_Aim_
Reproduce the stretch of the records below from their first line through the line that contains "svg-text:OH: OH (398, 728, 416, 742)", keeping every character unchanged and including both ends.

_Data in this exercise_
^^^^
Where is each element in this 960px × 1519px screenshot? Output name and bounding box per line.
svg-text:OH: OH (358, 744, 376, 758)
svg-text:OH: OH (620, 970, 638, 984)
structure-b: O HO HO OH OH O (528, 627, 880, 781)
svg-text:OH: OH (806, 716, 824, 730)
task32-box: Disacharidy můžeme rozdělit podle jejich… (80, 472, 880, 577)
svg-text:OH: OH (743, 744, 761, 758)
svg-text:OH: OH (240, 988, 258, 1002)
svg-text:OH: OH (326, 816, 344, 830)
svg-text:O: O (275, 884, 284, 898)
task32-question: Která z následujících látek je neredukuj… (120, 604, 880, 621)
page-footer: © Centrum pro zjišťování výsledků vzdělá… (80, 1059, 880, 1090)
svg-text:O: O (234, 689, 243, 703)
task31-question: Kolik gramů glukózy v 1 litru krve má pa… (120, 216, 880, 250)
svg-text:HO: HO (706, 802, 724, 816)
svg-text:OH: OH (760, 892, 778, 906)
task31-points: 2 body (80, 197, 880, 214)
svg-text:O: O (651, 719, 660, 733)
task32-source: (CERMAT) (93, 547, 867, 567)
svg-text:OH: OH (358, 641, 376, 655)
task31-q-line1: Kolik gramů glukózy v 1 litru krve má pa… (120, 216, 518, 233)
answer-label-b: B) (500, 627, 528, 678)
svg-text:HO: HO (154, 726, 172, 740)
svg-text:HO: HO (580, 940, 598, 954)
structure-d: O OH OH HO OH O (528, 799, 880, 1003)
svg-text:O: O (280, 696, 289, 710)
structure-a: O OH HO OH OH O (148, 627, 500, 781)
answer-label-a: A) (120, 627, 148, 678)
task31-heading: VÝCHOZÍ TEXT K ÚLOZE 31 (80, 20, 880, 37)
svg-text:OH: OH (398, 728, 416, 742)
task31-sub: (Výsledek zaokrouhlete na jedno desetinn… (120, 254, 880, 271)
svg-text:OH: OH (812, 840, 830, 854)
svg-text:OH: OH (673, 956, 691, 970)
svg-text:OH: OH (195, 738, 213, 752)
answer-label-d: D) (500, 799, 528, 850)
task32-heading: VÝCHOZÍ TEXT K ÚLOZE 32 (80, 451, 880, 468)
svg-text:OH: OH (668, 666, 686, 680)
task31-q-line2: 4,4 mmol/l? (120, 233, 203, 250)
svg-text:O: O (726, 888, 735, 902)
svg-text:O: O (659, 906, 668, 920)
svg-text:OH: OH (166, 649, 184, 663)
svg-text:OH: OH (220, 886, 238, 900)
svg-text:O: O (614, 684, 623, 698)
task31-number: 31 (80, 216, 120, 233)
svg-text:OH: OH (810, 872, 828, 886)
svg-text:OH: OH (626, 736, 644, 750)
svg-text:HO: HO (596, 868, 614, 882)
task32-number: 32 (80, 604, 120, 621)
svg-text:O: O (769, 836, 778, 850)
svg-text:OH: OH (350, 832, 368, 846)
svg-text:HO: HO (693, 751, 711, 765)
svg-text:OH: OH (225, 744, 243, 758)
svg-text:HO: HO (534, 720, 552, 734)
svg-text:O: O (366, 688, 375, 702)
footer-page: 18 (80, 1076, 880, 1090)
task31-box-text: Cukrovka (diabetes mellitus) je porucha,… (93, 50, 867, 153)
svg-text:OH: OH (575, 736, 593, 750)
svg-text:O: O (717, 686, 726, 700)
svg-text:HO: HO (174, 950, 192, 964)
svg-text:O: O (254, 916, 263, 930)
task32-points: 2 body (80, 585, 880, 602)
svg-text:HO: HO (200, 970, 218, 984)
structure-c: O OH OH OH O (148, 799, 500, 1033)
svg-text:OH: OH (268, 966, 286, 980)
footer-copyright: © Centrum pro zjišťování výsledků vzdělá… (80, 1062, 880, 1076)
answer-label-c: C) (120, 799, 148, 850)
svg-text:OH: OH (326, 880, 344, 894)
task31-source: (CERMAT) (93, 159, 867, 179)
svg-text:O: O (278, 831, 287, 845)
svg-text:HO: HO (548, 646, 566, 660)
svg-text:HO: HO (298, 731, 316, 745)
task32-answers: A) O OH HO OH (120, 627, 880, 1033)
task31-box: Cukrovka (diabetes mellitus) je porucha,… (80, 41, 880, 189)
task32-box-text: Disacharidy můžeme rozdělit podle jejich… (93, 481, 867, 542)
^^^^
_Exercise solution_
Where is each element in this 960px × 1519px screenshot? Output name and bounding box per line.
svg-text:OH: OH (358, 744, 376, 758)
svg-text:OH: OH (620, 970, 638, 984)
structure-b: O HO HO OH OH O (528, 627, 880, 781)
svg-text:OH: OH (806, 716, 824, 730)
task32-box: Disacharidy můžeme rozdělit podle jejich… (80, 472, 880, 577)
svg-text:OH: OH (743, 744, 761, 758)
svg-text:OH: OH (240, 988, 258, 1002)
svg-text:OH: OH (326, 816, 344, 830)
svg-text:O: O (275, 884, 284, 898)
task32-question: Která z následujících látek je neredukuj… (120, 604, 880, 621)
page-footer: © Centrum pro zjišťování výsledků vzdělá… (80, 1059, 880, 1090)
svg-text:O: O (234, 689, 243, 703)
task31-question: Kolik gramů glukózy v 1 litru krve má pa… (120, 216, 880, 250)
svg-text:HO: HO (706, 802, 724, 816)
svg-text:OH: OH (760, 892, 778, 906)
task31-points: 2 body (80, 197, 880, 214)
svg-text:O: O (651, 719, 660, 733)
task32-source: (CERMAT) (93, 547, 867, 567)
svg-text:OH: OH (358, 641, 376, 655)
task31-q-line1: Kolik gramů glukózy v 1 litru krve má pa… (120, 216, 518, 233)
answer-label-b: B) (500, 627, 528, 678)
svg-text:HO: HO (154, 726, 172, 740)
svg-text:HO: HO (580, 940, 598, 954)
structure-d: O OH OH HO OH O (528, 799, 880, 1003)
svg-text:O: O (280, 696, 289, 710)
structure-a: O OH HO OH OH O (148, 627, 500, 781)
answer-label-a: A) (120, 627, 148, 678)
task31-heading: VÝCHOZÍ TEXT K ÚLOZE 31 (80, 20, 880, 37)
svg-text:OH: OH (398, 728, 416, 742)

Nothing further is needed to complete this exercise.